• Task prompt: Scan the entries below. List each line with "obiektu".
++++++++++
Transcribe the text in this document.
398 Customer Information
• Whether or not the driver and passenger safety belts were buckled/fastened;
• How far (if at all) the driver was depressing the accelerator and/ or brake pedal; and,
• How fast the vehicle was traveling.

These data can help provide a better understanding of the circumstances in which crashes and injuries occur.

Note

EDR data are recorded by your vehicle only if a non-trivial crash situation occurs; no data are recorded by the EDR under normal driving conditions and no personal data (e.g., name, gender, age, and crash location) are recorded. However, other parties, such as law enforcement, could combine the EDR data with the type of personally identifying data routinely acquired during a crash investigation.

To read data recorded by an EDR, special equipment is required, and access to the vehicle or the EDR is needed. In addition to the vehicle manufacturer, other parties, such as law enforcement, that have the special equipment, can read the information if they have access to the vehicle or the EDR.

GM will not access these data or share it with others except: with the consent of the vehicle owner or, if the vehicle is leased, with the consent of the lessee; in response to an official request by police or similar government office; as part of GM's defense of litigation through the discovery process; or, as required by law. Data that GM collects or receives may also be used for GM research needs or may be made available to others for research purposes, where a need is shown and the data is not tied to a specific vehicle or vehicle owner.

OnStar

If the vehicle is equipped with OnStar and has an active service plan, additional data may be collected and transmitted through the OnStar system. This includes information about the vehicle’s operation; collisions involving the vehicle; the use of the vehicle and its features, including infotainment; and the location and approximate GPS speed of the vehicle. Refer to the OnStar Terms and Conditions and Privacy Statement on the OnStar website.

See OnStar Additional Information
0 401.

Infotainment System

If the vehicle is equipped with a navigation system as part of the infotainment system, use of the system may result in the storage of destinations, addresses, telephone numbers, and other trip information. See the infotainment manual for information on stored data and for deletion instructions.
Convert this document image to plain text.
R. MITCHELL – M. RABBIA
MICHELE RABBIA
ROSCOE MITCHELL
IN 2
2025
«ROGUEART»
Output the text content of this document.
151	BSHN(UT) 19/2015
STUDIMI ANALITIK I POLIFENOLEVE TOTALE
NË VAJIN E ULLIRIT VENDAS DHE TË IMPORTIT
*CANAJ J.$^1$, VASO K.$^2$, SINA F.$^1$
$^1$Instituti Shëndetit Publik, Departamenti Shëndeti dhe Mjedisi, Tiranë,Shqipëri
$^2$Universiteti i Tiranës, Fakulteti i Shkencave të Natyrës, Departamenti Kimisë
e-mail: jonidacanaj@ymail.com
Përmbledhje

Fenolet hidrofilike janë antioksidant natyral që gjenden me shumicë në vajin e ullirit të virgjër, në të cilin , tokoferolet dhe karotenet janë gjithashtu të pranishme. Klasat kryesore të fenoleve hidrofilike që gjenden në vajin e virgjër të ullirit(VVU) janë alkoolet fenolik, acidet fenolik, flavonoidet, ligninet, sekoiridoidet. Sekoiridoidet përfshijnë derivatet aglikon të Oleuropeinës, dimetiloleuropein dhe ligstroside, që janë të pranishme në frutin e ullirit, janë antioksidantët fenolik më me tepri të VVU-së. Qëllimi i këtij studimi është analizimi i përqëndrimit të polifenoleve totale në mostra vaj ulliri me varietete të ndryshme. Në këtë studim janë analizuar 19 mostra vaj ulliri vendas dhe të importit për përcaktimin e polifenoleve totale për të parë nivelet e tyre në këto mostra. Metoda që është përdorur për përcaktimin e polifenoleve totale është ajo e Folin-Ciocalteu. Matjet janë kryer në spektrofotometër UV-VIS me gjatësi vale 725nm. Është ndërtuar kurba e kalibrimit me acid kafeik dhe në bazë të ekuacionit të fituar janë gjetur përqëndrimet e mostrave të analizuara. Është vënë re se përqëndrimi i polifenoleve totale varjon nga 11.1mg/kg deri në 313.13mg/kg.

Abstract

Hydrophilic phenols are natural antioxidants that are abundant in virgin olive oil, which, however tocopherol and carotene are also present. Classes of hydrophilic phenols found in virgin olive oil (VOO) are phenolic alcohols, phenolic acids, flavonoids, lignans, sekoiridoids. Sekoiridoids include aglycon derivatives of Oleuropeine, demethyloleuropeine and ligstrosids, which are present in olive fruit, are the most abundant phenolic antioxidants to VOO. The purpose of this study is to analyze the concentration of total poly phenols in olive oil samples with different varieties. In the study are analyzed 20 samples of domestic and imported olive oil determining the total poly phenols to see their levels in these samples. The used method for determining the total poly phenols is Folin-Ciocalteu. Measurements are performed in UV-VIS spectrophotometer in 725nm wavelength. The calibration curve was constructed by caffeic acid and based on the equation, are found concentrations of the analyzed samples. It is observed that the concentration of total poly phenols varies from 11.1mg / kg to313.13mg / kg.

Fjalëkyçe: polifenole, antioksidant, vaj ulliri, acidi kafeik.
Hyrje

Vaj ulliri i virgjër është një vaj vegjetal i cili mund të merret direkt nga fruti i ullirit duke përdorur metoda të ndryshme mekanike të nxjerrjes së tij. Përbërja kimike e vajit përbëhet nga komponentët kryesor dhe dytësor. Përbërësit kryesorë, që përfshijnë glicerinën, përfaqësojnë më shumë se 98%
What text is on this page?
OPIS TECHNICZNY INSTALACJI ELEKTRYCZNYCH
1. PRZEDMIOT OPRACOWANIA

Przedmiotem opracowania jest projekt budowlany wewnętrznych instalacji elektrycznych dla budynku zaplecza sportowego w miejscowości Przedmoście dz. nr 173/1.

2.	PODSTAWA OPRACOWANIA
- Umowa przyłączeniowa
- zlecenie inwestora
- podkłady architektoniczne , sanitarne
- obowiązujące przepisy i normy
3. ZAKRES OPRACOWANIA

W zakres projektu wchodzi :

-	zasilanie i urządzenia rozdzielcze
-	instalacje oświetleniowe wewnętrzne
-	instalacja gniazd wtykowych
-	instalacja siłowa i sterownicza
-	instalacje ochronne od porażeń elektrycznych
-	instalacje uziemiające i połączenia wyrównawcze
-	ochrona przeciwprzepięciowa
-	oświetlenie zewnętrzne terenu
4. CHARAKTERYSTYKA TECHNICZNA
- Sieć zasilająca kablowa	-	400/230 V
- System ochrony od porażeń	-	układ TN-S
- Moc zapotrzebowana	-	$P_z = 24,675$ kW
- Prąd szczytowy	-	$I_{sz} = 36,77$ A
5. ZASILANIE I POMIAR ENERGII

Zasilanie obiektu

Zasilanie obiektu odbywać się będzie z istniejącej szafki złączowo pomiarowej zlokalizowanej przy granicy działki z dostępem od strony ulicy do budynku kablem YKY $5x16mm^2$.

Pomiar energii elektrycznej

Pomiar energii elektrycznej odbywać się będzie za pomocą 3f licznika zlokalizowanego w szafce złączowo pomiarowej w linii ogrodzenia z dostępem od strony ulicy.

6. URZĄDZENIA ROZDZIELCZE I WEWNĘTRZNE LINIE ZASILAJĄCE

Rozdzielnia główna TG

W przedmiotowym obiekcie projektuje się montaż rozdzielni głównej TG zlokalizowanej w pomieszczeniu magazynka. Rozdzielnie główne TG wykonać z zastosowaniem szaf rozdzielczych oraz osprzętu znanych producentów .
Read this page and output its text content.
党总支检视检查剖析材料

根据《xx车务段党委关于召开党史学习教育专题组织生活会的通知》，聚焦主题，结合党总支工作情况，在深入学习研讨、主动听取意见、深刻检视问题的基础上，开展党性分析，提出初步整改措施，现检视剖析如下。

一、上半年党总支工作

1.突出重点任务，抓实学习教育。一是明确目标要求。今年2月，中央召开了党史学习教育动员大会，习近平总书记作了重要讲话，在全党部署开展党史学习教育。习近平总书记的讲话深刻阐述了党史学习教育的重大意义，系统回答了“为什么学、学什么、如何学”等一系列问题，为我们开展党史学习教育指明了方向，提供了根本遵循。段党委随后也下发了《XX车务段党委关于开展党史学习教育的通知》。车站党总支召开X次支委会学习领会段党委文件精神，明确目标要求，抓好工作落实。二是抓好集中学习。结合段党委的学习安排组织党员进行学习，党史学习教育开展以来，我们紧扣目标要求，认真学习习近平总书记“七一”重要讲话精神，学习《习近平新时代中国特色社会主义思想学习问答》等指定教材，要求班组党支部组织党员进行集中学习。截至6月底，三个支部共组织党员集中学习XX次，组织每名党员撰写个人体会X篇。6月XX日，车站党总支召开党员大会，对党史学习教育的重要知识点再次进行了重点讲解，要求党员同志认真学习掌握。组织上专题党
++++++++++
• Completed task:
Zasilanie obiektu
Zasilanie obiektu odbywać się będzie z istniejącej szafki złączowo pomiarowej zlokalizowanej przy granicy działki z dostępem od strony ulicy do budynku kablem YKY $5x16mm^2$.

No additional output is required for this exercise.